## How to complete this task
Reproduce each line of the entries that carries "actin".

## Record excerpts
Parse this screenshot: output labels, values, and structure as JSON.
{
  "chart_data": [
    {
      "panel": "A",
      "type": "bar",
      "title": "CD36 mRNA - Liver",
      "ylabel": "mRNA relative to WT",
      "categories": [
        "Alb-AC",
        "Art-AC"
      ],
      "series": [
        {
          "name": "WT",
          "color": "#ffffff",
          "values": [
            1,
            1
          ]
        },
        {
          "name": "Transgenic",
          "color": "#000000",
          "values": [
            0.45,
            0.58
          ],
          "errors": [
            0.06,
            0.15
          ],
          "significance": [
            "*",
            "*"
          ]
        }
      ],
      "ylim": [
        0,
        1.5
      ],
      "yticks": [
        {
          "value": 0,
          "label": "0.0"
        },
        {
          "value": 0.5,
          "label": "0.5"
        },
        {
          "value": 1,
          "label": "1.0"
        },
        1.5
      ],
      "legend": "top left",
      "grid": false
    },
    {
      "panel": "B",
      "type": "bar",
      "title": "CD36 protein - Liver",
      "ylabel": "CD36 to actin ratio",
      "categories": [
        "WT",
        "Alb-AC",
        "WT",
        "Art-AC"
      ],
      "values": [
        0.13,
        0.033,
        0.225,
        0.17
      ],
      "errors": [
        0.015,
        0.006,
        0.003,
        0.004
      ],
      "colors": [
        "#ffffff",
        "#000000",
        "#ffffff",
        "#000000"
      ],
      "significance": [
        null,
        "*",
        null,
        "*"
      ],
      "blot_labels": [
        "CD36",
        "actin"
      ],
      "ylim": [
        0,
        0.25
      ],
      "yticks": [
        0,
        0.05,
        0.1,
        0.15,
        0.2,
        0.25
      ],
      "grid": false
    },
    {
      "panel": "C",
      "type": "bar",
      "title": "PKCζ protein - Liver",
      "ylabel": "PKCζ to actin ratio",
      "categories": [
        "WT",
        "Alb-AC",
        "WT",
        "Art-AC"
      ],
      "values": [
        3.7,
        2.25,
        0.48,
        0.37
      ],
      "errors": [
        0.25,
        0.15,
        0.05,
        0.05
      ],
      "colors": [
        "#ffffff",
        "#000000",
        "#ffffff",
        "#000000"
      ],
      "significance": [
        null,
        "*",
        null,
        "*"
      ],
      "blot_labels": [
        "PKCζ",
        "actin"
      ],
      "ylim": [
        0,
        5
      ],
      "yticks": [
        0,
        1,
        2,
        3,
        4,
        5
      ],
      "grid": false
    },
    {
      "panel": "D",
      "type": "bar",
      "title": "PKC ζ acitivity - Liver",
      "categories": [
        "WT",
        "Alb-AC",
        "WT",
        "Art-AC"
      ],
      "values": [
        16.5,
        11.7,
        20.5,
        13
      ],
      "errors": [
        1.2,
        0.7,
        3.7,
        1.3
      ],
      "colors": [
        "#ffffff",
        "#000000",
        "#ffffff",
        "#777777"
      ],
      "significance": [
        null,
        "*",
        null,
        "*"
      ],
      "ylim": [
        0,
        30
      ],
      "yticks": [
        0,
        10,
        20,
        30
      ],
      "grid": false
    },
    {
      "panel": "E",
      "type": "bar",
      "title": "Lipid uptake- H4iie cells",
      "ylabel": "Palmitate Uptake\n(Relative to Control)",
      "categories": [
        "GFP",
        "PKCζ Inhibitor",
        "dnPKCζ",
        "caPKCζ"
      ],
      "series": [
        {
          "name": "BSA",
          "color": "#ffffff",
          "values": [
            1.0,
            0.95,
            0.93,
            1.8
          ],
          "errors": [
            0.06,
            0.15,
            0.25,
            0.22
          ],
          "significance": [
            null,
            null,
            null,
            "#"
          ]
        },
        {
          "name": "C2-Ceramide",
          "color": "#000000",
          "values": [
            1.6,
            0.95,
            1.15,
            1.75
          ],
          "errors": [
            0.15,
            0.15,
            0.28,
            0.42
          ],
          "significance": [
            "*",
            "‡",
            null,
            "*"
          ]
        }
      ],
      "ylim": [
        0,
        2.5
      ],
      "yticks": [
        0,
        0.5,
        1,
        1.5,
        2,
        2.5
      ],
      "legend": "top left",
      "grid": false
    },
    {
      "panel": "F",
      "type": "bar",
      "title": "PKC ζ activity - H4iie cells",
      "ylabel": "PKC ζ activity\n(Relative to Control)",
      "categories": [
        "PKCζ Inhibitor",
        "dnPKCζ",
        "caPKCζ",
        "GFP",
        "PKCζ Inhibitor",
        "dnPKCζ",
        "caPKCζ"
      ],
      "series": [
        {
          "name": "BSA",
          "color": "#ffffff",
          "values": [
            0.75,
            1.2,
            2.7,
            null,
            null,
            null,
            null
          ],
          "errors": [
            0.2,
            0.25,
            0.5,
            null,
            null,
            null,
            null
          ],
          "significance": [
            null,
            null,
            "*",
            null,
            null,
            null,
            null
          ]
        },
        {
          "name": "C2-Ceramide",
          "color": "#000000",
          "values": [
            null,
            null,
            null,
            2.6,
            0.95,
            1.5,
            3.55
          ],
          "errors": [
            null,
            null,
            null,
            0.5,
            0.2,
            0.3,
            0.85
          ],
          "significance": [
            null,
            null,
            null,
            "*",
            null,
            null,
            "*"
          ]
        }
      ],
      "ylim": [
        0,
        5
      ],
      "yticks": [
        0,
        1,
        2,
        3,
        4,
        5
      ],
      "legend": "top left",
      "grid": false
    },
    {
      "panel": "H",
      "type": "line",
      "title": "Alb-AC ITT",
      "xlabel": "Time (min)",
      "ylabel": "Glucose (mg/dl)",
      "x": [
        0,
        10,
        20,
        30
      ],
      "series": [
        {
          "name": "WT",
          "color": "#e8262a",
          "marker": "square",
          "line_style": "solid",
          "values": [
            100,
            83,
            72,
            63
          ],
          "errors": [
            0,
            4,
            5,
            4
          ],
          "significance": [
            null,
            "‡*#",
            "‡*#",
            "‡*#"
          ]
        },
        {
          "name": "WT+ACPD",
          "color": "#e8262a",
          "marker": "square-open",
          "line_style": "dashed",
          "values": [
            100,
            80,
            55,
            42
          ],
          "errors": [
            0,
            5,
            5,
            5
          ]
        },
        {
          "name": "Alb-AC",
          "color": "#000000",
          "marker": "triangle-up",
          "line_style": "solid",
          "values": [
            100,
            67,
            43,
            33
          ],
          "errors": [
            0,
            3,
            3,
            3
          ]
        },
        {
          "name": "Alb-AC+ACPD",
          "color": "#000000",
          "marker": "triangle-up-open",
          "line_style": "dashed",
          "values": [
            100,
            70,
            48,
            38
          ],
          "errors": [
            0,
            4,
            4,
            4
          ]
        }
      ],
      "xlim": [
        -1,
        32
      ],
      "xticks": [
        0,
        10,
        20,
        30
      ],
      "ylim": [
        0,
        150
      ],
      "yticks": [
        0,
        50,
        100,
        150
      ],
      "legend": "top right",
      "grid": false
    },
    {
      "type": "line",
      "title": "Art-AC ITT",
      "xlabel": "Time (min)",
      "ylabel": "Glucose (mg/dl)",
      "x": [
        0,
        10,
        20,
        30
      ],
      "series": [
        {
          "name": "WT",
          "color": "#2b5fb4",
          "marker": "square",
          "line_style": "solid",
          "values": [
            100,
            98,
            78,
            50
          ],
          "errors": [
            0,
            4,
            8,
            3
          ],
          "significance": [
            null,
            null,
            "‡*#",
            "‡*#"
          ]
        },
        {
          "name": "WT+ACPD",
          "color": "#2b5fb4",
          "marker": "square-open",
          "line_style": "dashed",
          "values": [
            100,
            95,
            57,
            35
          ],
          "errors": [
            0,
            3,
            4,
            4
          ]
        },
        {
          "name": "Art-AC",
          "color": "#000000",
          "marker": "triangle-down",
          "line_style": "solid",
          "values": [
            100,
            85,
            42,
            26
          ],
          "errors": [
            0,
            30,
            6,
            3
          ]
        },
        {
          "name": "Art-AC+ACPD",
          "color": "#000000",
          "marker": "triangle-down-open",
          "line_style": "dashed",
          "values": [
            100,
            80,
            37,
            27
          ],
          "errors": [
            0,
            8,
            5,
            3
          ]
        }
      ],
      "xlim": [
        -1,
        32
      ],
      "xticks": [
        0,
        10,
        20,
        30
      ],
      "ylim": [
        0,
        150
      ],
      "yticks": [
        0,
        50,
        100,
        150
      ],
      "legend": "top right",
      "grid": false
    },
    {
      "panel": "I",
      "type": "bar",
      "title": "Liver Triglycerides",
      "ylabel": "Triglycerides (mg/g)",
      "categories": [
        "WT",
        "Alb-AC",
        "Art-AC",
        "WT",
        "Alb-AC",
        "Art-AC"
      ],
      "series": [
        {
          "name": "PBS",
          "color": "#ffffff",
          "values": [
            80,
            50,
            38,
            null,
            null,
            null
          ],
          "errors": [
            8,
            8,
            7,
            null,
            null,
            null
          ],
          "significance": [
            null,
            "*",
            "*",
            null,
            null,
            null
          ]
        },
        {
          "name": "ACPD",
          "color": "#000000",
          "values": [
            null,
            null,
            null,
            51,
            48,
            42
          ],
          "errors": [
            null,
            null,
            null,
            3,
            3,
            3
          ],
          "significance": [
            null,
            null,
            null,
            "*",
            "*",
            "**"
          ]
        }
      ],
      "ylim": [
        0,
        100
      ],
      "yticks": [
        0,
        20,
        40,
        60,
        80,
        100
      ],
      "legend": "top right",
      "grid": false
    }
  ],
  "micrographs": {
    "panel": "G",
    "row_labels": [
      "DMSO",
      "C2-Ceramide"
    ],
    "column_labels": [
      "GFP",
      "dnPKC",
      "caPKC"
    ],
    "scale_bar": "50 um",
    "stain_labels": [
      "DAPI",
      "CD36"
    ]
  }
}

...

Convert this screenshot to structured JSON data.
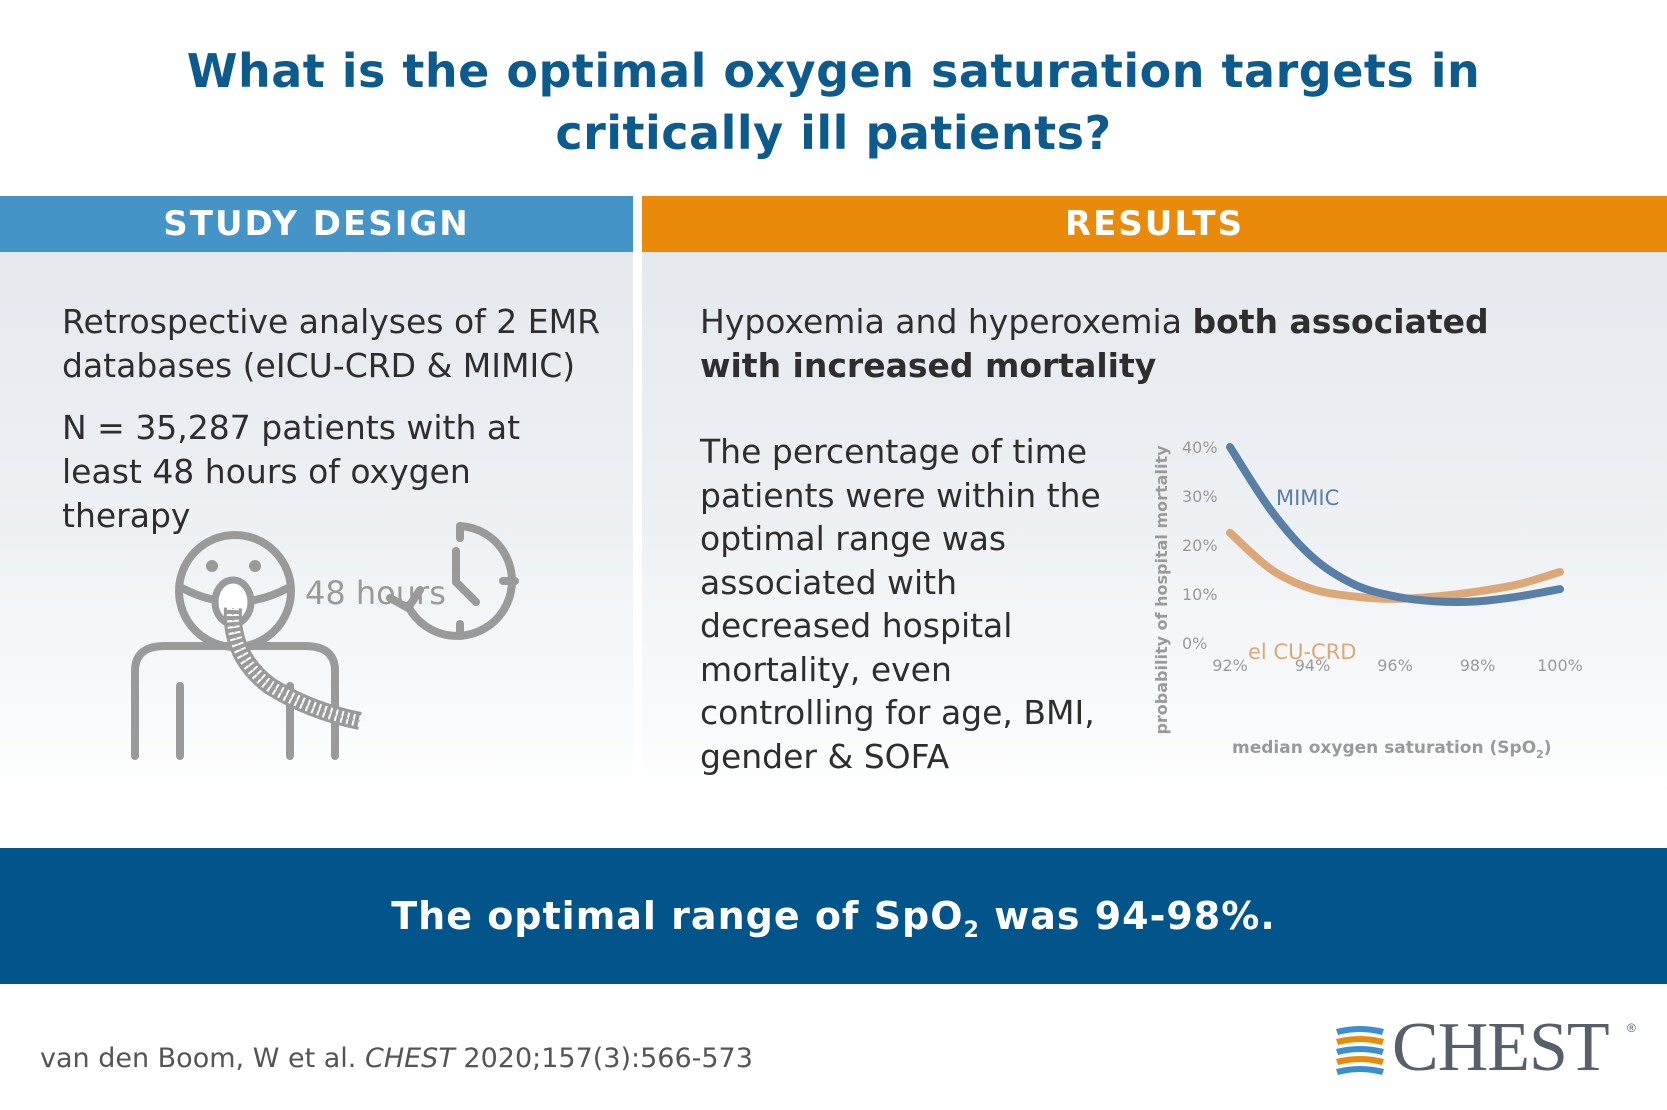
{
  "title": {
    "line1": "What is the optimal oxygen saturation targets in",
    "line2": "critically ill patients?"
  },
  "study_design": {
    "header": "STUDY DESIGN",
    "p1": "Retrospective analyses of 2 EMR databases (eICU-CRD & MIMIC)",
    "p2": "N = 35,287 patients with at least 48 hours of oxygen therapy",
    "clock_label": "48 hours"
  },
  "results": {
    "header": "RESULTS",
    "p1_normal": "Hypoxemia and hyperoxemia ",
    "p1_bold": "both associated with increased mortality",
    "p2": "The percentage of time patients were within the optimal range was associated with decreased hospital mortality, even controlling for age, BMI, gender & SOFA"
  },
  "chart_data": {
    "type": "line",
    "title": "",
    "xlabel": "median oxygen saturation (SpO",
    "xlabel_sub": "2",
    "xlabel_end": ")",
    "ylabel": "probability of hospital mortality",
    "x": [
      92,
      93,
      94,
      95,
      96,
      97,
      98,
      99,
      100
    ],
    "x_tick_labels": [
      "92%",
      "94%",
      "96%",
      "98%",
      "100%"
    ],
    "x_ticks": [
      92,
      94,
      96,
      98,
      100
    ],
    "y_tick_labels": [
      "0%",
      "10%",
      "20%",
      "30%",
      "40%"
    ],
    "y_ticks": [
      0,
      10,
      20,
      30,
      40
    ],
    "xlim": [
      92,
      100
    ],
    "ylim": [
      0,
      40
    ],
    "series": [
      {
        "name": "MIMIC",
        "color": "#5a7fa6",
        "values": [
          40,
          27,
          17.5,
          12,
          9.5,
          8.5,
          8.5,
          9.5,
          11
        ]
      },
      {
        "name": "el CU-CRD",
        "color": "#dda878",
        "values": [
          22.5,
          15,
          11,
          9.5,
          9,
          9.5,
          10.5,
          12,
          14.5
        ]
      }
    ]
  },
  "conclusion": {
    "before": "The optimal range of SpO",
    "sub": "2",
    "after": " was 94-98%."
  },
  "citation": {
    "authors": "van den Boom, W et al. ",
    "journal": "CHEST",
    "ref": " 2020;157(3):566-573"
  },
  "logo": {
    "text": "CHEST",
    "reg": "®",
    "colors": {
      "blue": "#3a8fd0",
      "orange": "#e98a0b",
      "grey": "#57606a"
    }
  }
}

## Your response
      "ylabel": "CD36 to actin ratio",
        "actin"
      "ylabel": "PKCζ to actin ratio",
        "actin"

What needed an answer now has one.